SET EXERCISE - Treat the line containing "Read out every word on this page." as the first line and the final line of the material below as the last; reproduce that range exactly.

SOURCE RECORDS -
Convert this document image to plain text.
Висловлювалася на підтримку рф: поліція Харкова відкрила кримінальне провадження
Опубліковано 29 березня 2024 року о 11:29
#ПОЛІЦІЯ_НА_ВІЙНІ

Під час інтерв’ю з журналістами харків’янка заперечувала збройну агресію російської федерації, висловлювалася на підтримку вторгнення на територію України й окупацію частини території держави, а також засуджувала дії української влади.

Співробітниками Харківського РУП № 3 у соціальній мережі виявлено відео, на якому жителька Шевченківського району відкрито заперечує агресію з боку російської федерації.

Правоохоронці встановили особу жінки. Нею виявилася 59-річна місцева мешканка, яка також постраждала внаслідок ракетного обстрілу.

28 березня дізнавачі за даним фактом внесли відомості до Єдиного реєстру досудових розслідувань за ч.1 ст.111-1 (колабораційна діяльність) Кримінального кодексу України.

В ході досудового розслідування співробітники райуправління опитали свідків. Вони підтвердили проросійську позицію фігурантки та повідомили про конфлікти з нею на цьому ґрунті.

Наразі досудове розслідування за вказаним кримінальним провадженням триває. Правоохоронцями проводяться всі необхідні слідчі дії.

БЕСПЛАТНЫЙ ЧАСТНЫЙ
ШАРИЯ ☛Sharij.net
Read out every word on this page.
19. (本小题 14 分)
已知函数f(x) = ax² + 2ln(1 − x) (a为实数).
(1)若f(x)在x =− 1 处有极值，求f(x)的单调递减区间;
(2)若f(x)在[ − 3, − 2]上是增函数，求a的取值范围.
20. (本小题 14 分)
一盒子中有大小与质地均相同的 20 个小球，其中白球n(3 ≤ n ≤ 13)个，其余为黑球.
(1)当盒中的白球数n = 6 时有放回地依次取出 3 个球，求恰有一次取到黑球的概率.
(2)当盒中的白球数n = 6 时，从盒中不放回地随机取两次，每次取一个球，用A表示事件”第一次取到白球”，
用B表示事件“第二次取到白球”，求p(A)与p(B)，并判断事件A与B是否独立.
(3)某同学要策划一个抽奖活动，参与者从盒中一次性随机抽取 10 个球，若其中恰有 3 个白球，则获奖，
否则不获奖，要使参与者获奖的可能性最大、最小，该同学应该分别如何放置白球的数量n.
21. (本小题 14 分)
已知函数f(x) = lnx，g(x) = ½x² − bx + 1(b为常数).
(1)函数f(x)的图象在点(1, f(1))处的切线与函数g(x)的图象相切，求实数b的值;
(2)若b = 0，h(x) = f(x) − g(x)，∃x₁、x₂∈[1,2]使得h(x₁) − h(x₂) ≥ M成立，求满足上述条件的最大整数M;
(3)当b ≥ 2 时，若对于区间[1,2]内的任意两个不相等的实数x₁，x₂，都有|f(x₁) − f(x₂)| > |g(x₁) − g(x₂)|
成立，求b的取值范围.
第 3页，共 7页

SOLVED EXERCISE -
Read out every word on this page.
19. (本小题 14 分)
已知函数f(x) = ax² + 2ln(1 − x) (a为实数).
(1)若f(x)在x =− 1 处有极值，求f(x)的单调递减区间;
(2)若f(x)在[ − 3, − 2]上是增函数，求a的取值范围.
20. (本小题 14 分)
一盒子中有大小与质地均相同的 20 个小球，其中白球n(3 ≤ n ≤ 13)个，其余为黑球.
(1)当盒中的白球数n = 6 时有放回地依次取出 3 个球，求恰有一次取到黑球的概率.
(2)当盒中的白球数n = 6 时，从盒中不放回地随机取两次，每次取一个球，用A表示事件”第一次取到白球”，
用B表示事件“第二次取到白球”，求p(A)与p(B)，并判断事件A与B是否独立.
(3)某同学要策划一个抽奖活动，参与者从盒中一次性随机抽取 10 个球，若其中恰有 3 个白球，则获奖，
否则不获奖，要使参与者获奖的可能性最大、最小，该同学应该分别如何放置白球的数量n.
21. (本小题 14 分)
已知函数f(x) = lnx，g(x) = ½x² − bx + 1(b为常数).
(1)函数f(x)的图象在点(1, f(1))处的切线与函数g(x)的图象相切，求实数b的值;
(2)若b = 0，h(x) = f(x) − g(x)，∃x₁、x₂∈[1,2]使得h(x₁) − h(x₂) ≥ M成立，求满足上述条件的最大整数M;
(3)当b ≥ 2 时，若对于区间[1,2]内的任意两个不相等的实数x₁，x₂，都有|f(x₁) − f(x₂)| > |g(x₁) − g(x₂)|
成立，求b的取值范围.
第 3页，共 7页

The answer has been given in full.